=== Records for this exercise ===

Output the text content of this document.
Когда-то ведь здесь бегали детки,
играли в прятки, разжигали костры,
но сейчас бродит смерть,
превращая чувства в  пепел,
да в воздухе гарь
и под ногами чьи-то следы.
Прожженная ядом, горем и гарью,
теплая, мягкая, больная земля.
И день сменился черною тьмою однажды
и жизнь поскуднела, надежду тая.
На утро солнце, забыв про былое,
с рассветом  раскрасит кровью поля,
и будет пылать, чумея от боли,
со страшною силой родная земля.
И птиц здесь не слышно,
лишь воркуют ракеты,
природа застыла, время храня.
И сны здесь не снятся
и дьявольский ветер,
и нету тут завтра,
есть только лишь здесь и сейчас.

===
=== Records for this exercise ===

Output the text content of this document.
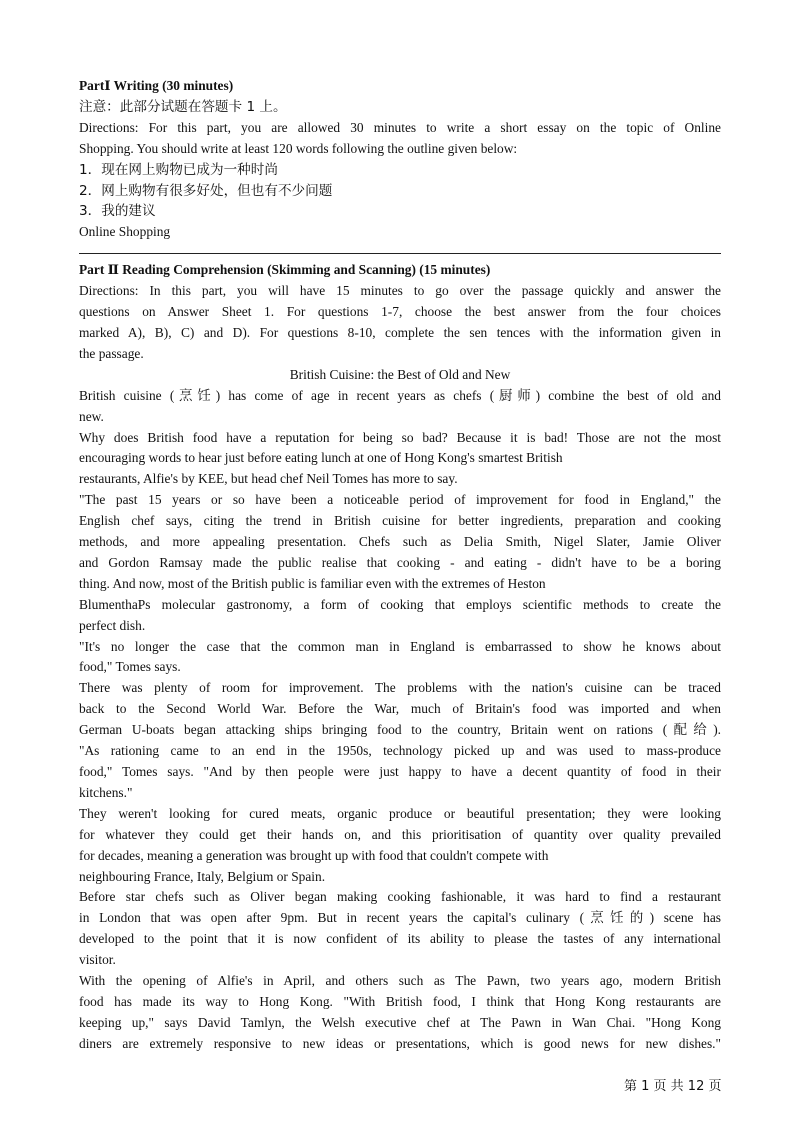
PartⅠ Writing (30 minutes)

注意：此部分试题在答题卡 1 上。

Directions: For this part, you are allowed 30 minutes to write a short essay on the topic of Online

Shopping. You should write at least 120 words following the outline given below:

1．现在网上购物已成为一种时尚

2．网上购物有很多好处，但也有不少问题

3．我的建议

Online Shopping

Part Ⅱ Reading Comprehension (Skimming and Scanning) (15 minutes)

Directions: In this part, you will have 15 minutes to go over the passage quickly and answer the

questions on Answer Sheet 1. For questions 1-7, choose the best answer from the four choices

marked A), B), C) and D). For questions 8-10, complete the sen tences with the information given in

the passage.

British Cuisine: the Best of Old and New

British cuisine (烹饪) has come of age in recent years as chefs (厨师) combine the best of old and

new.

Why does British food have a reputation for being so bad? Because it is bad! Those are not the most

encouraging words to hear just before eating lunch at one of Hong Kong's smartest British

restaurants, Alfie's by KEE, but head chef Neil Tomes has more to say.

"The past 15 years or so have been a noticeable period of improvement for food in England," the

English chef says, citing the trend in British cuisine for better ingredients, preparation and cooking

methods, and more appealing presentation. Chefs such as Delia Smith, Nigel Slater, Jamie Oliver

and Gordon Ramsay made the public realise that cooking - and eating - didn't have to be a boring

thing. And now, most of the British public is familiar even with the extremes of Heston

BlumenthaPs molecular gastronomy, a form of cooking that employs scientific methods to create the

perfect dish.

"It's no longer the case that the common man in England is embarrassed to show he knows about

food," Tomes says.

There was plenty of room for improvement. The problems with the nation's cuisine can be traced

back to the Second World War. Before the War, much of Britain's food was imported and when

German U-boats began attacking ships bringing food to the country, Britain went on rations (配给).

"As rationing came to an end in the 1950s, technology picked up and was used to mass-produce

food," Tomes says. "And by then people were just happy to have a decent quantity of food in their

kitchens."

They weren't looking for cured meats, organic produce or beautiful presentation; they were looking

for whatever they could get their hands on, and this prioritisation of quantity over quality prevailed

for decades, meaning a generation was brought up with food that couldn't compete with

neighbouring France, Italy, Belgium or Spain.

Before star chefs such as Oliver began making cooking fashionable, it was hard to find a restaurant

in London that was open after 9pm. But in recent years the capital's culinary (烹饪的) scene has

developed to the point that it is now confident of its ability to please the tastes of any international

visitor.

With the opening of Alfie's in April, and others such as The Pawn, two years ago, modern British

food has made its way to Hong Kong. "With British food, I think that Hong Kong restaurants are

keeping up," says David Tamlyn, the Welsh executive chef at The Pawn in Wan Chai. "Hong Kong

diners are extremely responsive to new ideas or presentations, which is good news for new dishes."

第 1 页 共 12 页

===
=== Records for this exercise ===

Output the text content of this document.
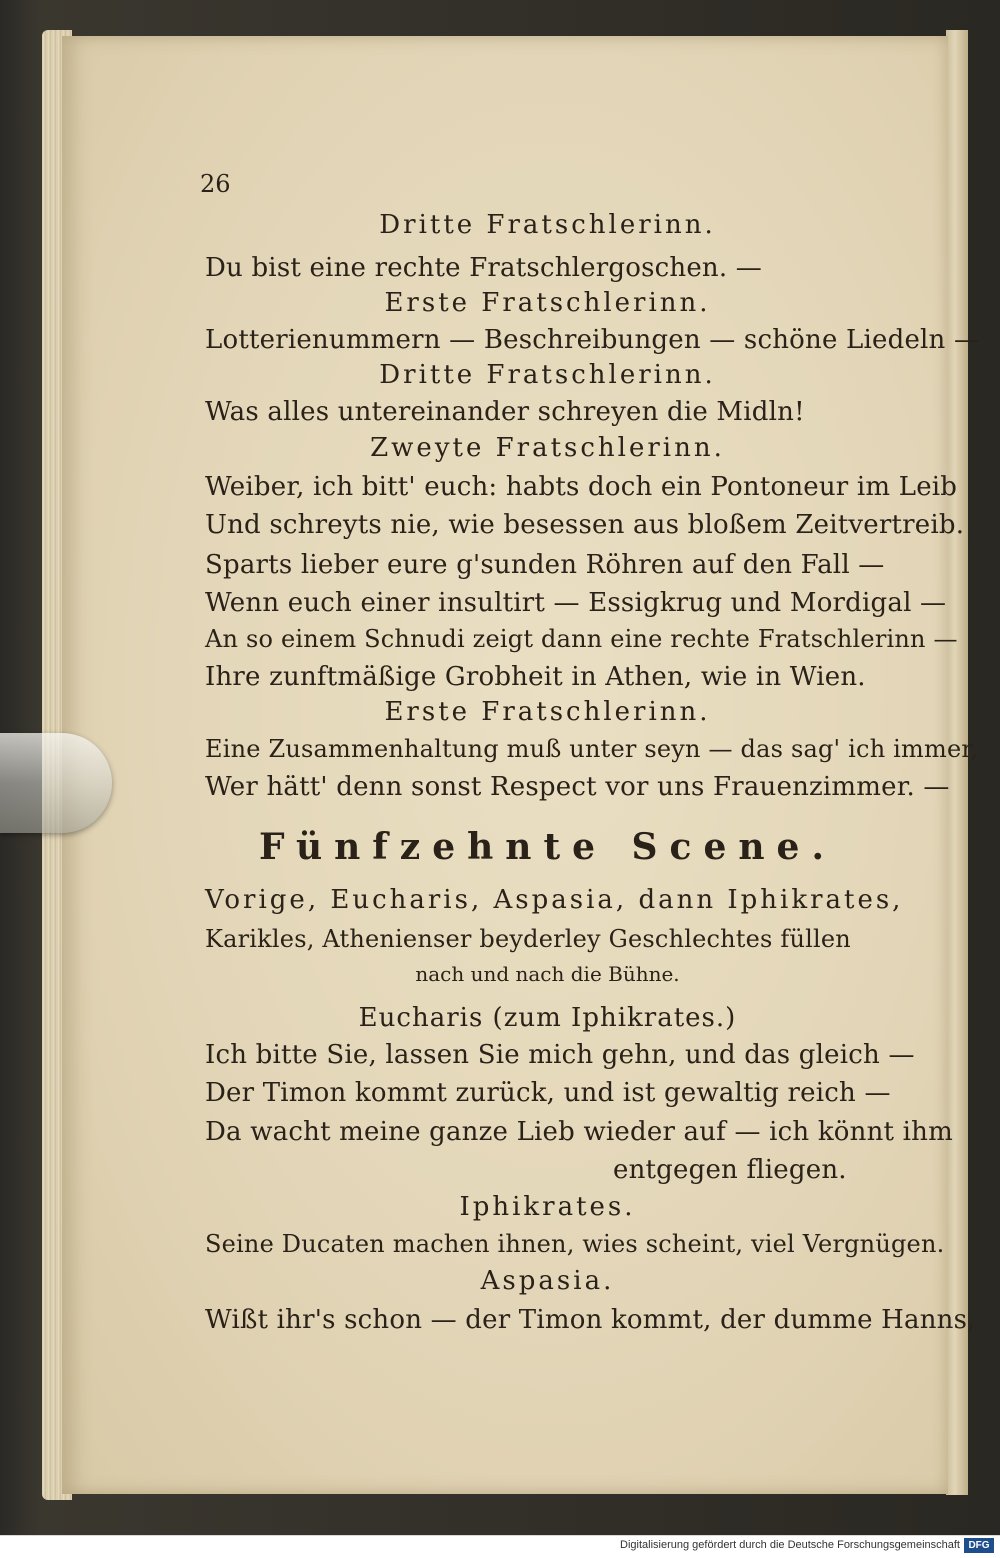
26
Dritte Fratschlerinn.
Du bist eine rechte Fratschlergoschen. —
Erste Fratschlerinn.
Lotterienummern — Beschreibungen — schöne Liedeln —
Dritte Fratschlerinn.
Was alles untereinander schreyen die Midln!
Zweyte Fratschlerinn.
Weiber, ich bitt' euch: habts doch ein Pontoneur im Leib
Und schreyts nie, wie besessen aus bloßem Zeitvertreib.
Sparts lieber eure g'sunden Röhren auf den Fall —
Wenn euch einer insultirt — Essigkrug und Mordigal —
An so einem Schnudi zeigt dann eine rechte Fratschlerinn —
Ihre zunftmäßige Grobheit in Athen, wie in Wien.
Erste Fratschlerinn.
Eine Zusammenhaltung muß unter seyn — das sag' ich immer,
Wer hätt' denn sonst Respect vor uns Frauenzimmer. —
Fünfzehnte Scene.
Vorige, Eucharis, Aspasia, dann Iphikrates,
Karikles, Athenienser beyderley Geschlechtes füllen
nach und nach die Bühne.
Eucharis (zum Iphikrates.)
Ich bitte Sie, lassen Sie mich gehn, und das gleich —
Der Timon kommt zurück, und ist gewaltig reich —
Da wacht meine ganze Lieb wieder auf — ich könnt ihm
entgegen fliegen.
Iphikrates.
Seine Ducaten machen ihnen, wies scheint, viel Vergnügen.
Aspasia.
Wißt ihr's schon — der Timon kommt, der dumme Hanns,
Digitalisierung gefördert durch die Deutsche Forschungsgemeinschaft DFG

===

Short task >> Find every line that has "Kong" in it, then return those lines.

Exercise result >>
encouraging words to hear just before eating lunch at one of Hong Kong's smartest British
food has made its way to Hong Kong. "With British food, I think that Hong Kong restaurants are
keeping up," says David Tamlyn, the Welsh executive chef at The Pawn in Wan Chai. "Hong Kong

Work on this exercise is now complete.